[Verilen metin]
○ ○ ○ ○ ○
Sevmeyelim mi peki, tabi ki hayır! Sevelim elbet, sevelim sevmesine de emri bil marufu hep başkalarına yapmak gereken bir şey olarak anlamaktan vazgeçelim bence.
Bilmeyenler için yazayım; emri bil maruf, "iyiliği emretmek" demek. Temeli Kur'an'a dayanan bir terim. Kur'an'da dokuz ayette "nehyi anil münker" yani "kötülükten sakındırma" ifadesi ile birlikte geçiyor. Zaten dinî terminolojiye biraz aşina olanlar "emri bil maruf ve nehyi anil münker"in genellikle birlikte anıldığını bilirler yani iyiliği emretmek ve kötülükten sakındırmak, her ne kadar iki ayrı iş olsa da genellikle birlikte anılır. Burada "emretmek" kelimesinin üzerinde durmakta da fayda var. Emretmek, "emri bil maruf" söz kalıbında tam olarak Türkçede kazandığı anlama gelmiyor. Anlamı, daha ziyade bir şey yapmayı istemek ile ilgili. Bu yüzden meallerde "iyi şeylerin yapılmasını istemek" olarak anlamlandırılıyor. Mesela Al-i İmran 104. ayetin meali şöyle:
(Âl-i İmrân 3/104)
İçinizde hayra çağıran; marufun /iyi şeylerin yapılmasını isteyen ve münkerden /kötü şeylerden sakındıran bir topluluk bulunsun. İşte onlar, umduklarına kavuşacak olanlardır.
○ ○ ○ ○ ○
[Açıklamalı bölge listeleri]
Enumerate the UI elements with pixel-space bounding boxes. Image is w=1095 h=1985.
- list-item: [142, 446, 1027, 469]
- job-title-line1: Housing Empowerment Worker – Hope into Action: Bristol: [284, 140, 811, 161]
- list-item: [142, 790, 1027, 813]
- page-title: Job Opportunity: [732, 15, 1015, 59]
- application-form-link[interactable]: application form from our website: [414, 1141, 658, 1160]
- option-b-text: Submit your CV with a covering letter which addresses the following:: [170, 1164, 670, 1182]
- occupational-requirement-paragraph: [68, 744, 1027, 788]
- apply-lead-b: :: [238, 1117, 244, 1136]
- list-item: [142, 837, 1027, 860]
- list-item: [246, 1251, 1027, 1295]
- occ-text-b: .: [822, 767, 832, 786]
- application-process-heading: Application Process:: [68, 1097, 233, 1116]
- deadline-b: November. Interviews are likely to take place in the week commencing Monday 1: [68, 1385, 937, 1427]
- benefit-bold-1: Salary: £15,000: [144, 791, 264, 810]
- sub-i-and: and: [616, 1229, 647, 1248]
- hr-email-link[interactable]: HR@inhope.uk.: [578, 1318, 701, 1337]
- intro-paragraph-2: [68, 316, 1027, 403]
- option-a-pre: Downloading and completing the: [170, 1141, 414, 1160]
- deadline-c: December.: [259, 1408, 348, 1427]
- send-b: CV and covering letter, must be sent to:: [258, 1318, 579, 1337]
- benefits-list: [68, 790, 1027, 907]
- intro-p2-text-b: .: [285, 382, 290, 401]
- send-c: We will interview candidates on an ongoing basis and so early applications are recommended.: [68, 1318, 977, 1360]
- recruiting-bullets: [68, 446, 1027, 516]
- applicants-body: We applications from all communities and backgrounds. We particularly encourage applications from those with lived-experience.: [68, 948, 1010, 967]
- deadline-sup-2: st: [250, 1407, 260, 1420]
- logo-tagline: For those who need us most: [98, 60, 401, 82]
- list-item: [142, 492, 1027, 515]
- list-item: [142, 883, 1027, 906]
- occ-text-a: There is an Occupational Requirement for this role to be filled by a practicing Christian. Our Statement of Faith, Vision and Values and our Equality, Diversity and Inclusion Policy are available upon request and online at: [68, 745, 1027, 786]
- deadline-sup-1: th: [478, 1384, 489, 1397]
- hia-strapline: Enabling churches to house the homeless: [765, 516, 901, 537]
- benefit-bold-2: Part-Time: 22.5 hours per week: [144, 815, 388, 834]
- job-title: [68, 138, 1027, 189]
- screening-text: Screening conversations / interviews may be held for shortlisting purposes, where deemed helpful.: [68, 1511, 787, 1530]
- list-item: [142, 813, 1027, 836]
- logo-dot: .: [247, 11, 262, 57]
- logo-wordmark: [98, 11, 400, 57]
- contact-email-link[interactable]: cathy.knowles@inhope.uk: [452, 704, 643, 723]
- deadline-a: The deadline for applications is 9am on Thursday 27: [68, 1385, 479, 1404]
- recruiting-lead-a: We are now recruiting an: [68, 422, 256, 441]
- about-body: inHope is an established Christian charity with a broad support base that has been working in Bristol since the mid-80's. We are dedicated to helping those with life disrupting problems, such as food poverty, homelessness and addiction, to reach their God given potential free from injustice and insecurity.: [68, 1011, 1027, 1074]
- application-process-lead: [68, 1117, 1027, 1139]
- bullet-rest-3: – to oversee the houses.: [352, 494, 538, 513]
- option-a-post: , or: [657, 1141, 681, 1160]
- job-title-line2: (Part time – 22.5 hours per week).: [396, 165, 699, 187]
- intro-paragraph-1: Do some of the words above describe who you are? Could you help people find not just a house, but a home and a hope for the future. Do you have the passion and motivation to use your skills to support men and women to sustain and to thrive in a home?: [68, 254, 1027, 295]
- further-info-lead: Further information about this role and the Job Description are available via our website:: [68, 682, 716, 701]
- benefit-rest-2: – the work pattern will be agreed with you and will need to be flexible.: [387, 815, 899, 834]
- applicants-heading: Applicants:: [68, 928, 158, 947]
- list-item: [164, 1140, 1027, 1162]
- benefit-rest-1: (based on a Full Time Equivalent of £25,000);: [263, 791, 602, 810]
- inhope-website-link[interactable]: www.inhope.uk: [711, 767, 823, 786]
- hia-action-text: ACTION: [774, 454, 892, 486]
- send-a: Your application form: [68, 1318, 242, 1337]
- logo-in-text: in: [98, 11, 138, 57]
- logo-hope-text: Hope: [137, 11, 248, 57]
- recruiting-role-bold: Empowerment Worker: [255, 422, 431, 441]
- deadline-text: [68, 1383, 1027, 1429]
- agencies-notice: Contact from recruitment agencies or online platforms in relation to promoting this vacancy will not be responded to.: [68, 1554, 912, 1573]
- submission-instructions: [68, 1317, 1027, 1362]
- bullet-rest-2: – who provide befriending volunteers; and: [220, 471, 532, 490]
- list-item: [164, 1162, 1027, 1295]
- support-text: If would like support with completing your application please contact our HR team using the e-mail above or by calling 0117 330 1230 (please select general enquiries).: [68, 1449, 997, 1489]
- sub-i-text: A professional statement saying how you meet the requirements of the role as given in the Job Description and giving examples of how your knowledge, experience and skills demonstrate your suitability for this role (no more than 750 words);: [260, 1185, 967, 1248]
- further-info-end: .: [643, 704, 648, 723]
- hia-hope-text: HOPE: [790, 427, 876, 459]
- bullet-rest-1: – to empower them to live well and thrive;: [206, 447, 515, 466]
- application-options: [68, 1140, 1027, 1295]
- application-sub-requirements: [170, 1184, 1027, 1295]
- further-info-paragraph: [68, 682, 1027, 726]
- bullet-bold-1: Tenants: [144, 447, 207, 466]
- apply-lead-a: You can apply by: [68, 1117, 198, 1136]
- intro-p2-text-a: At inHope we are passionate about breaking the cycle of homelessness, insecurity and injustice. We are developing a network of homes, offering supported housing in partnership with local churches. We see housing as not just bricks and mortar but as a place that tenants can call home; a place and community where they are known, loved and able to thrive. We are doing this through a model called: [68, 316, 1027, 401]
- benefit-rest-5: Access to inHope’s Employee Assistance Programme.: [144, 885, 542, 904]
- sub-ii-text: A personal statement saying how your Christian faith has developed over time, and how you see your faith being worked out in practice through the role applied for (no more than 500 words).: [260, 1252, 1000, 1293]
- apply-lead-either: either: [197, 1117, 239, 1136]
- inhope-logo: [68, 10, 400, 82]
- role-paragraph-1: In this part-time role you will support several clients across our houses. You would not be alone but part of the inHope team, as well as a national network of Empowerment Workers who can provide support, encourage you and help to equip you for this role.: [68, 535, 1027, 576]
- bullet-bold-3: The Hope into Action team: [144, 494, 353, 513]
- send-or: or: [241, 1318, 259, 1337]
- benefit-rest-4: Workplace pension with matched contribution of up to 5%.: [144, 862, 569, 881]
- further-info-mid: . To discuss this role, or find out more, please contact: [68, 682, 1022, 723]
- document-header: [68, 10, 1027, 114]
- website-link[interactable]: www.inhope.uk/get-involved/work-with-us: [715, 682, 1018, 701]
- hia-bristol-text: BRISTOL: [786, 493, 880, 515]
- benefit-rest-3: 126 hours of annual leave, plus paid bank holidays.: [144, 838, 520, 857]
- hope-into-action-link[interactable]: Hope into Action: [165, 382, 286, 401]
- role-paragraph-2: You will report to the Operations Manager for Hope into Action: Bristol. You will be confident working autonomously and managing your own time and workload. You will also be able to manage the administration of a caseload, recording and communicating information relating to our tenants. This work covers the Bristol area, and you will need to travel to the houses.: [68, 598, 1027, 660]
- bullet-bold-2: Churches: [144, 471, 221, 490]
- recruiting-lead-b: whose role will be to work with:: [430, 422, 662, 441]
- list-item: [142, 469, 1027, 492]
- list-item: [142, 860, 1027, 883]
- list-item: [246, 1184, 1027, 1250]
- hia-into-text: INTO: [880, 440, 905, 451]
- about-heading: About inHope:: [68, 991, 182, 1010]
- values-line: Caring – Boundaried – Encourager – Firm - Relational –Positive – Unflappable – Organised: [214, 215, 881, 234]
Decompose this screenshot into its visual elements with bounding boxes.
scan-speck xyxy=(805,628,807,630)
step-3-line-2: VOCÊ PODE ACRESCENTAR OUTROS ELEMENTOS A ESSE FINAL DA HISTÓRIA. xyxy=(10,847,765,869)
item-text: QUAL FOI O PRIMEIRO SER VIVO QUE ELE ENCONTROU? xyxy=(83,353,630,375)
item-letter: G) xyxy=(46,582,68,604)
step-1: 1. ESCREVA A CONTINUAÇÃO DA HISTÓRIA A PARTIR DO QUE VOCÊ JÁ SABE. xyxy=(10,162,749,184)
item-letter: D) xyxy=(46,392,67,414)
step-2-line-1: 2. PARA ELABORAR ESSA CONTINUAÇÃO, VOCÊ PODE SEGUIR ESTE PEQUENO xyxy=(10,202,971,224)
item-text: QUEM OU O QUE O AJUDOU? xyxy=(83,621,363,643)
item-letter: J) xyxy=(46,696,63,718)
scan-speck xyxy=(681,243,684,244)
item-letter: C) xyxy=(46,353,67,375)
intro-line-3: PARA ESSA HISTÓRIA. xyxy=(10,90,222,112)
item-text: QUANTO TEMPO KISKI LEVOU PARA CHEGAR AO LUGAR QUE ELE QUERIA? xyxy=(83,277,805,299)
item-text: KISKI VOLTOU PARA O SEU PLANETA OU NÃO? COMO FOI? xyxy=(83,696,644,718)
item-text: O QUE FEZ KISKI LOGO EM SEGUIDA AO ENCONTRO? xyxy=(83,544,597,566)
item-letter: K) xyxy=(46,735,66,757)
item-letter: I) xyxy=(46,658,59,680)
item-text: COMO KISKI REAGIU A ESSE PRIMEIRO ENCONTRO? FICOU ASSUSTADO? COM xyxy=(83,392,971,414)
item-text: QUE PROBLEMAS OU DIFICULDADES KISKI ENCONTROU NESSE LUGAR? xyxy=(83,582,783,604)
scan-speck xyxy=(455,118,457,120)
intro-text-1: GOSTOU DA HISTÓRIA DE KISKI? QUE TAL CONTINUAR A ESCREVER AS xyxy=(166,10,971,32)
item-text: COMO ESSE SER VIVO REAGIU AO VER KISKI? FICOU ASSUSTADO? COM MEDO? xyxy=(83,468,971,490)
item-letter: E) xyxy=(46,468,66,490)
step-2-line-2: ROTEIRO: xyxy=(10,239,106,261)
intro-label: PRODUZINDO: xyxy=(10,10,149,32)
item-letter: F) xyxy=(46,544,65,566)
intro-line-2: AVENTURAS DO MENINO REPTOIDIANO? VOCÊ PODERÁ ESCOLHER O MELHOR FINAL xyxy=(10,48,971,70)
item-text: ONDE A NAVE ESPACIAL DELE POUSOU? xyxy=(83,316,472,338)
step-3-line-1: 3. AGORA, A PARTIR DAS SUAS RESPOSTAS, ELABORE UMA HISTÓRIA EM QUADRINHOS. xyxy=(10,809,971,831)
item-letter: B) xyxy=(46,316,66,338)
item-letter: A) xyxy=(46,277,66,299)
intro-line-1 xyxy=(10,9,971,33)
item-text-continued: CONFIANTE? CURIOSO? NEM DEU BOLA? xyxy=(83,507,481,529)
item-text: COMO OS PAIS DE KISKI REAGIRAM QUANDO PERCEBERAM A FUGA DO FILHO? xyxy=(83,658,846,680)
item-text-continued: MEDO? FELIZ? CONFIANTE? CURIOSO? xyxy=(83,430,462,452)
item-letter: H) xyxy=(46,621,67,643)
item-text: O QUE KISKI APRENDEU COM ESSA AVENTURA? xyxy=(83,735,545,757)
○ ○ ○ ○ ○
[Yapılacaklar]
**a)** Emri bil maruf hakkındaki metne göre bu ifade Kur'an'da kaç ayette "nehyi anil münker" ile birlikte geçer?
**b)** Emri bil maruf hakkındaki metinde "Bilmeyenler için yazayım" sözleriyle başlayan paragrafı, temel bilgilerini koruyarak madde listesi hâlinde yeniden yazın.
**c)** Emri bil maruf hakkındaki metni iki cümleyle özetleyin.

[Sıralı sonuçlar]
**a)** Dokuz ayette.

**b)**
- Emri bil maruf "iyiliği emretmek" demektir ve temeli Kur'an'a dayanan bir terimdir.
- Kur'an'da dokuz ayette "nehyi anil münker" (kötülükten sakındırma) ifadesiyle birlikte geçer.
- İki ayrı iş olsalar da bu iki ifade genellikle birlikte anılır.
- Bu söz kalıbındaki "emretmek", Türkçede kazandığı anlama tam olarak gelmez ve daha çok bir şey yapmayı istemekle ilgilidir.
- Bu nedenle meallerde "iyi şeylerin yapılmasını istemek" olarak anlamlandırılır.
- Örnek olarak Âl-i İmrân 104. ayetin meali verilir.

**c)** Metin, emri bil marufu yalnızca başkalarına yapılması gereken bir şey olarak anlamaktan vazgeçilmesini önerir ve bu terimin Kur'an'a dayandığını, "iyiliği emretmek" anlamına geldiğini açıklar. Buradaki "emretmek" daha çok iyi şeylerin yapılmasını istemek anlamındadır ve terim genellikle kötülükten sakındırma anlamındaki "nehyi anil münker" ile birlikte anılır.